Start of DATA TO USE
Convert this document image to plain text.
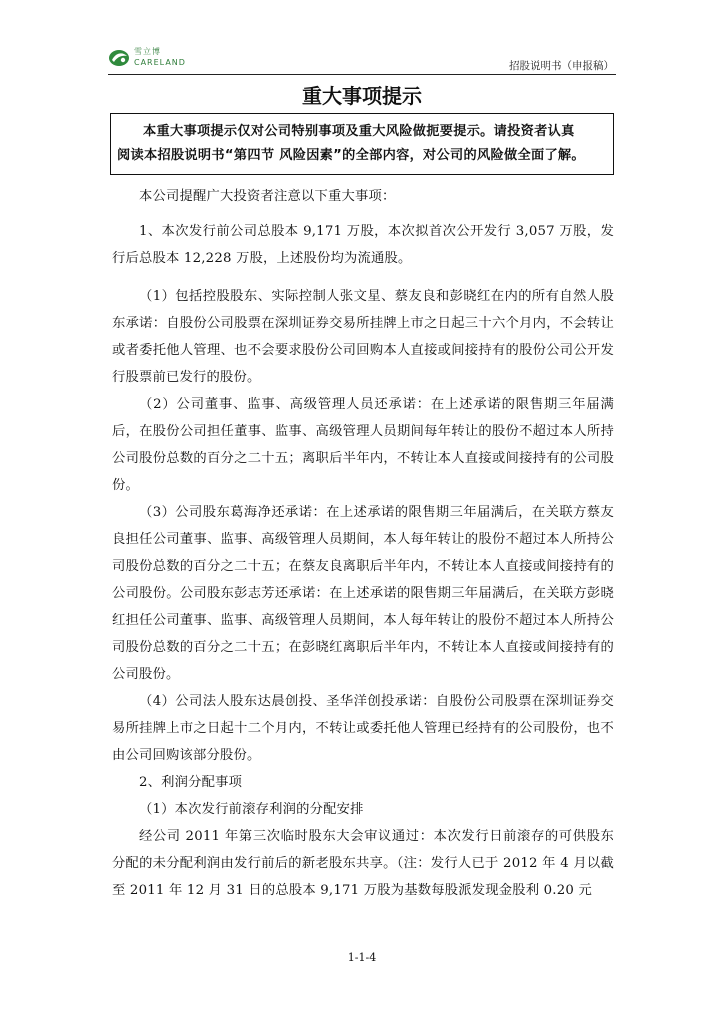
雪立博
CARELAND	招股说明书（申报稿）
重大事项提示

本重大事项提示仅对公司特别事项及重大风险做扼要提示。请投资者认真

阅读本招股说明书“第四节 风险因素”的全部内容，对公司的风险做全面了解。

本公司提醒广大投资者注意以下重大事项：

1、本次发行前公司总股本 9,171 万股，本次拟首次公开发行 3,057 万股，发行后总股本 12,228 万股，上述股份均为流通股。

（1）包括控股股东、实际控制人张文星、蔡友良和彭晓红在内的所有自然人股东承诺：自股份公司股票在深圳证券交易所挂牌上市之日起三十六个月内，不会转让或者委托他人管理、也不会要求股份公司回购本人直接或间接持有的股份公司公开发行股票前已发行的股份。

（2）公司董事、监事、高级管理人员还承诺：在上述承诺的限售期三年届满后，在股份公司担任董事、监事、高级管理人员期间每年转让的股份不超过本人所持公司股份总数的百分之二十五；离职后半年内，不转让本人直接或间接持有的公司股份。

（3）公司股东葛海净还承诺：在上述承诺的限售期三年届满后，在关联方蔡友良担任公司董事、监事、高级管理人员期间，本人每年转让的股份不超过本人所持公司股份总数的百分之二十五；在蔡友良离职后半年内，不转让本人直接或间接持有的公司股份。公司股东彭志芳还承诺：在上述承诺的限售期三年届满后，在关联方彭晓红担任公司董事、监事、高级管理人员期间，本人每年转让的股份不超过本人所持公司股份总数的百分之二十五；在彭晓红离职后半年内，不转让本人直接或间接持有的公司股份。

（4）公司法人股东达晨创投、圣华洋创投承诺：自股份公司股票在深圳证券交易所挂牌上市之日起十二个月内，不转让或委托他人管理已经持有的公司股份，也不由公司回购该部分股份。

2、利润分配事项

（1）本次发行前滚存利润的分配安排

经公司 2011 年第三次临时股东大会审议通过：本次发行日前滚存的可供股东分配的未分配利润由发行前后的新老股东共享。（注：发行人已于 2012 年 4 月以截至 2011 年 12 月 31 日的总股本 9,171 万股为基数每股派发现金股利 0.20 元

1-1-4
End of DATA TO USE
### GOAL OF THE EXERCISE
Quote the data above in full, leaving out the pictures it holds.

### EXERCISE RESULT
Convert this document image to plain text.
雪立博
CARELAND	招股说明书（申报稿）
重大事项提示

本重大事项提示仅对公司特别事项及重大风险做扼要提示。请投资者认真

阅读本招股说明书“第四节 风险因素”的全部内容，对公司的风险做全面了解。

本公司提醒广大投资者注意以下重大事项：

1、本次发行前公司总股本 9,171 万股，本次拟首次公开发行 3,057 万股，发行后总股本 12,228 万股，上述股份均为流通股。

（1）包括控股股东、实际控制人张文星、蔡友良和彭晓红在内的所有自然人股东承诺：自股份公司股票在深圳证券交易所挂牌上市之日起三十六个月内，不会转让或者委托他人管理、也不会要求股份公司回购本人直接或间接持有的股份公司公开发行股票前已发行的股份。

（2）公司董事、监事、高级管理人员还承诺：在上述承诺的限售期三年届满后，在股份公司担任董事、监事、高级管理人员期间每年转让的股份不超过本人所持公司股份总数的百分之二十五；离职后半年内，不转让本人直接或间接持有的公司股份。

（3）公司股东葛海净还承诺：在上述承诺的限售期三年届满后，在关联方蔡友良担任公司董事、监事、高级管理人员期间，本人每年转让的股份不超过本人所持公司股份总数的百分之二十五；在蔡友良离职后半年内，不转让本人直接或间接持有的公司股份。公司股东彭志芳还承诺：在上述承诺的限售期三年届满后，在关联方彭晓红担任公司董事、监事、高级管理人员期间，本人每年转让的股份不超过本人所持公司股份总数的百分之二十五；在彭晓红离职后半年内，不转让本人直接或间接持有的公司股份。

（4）公司法人股东达晨创投、圣华洋创投承诺：自股份公司股票在深圳证券交易所挂牌上市之日起十二个月内，不转让或委托他人管理已经持有的公司股份，也不由公司回购该部分股份。

2、利润分配事项

（1）本次发行前滚存利润的分配安排

经公司 2011 年第三次临时股东大会审议通过：本次发行日前滚存的可供股东分配的未分配利润由发行前后的新老股东共享。（注：发行人已于 2012 年 4 月以截至 2011 年 12 月 31 日的总股本 9,171 万股为基数每股派发现金股利 0.20 元

1-1-4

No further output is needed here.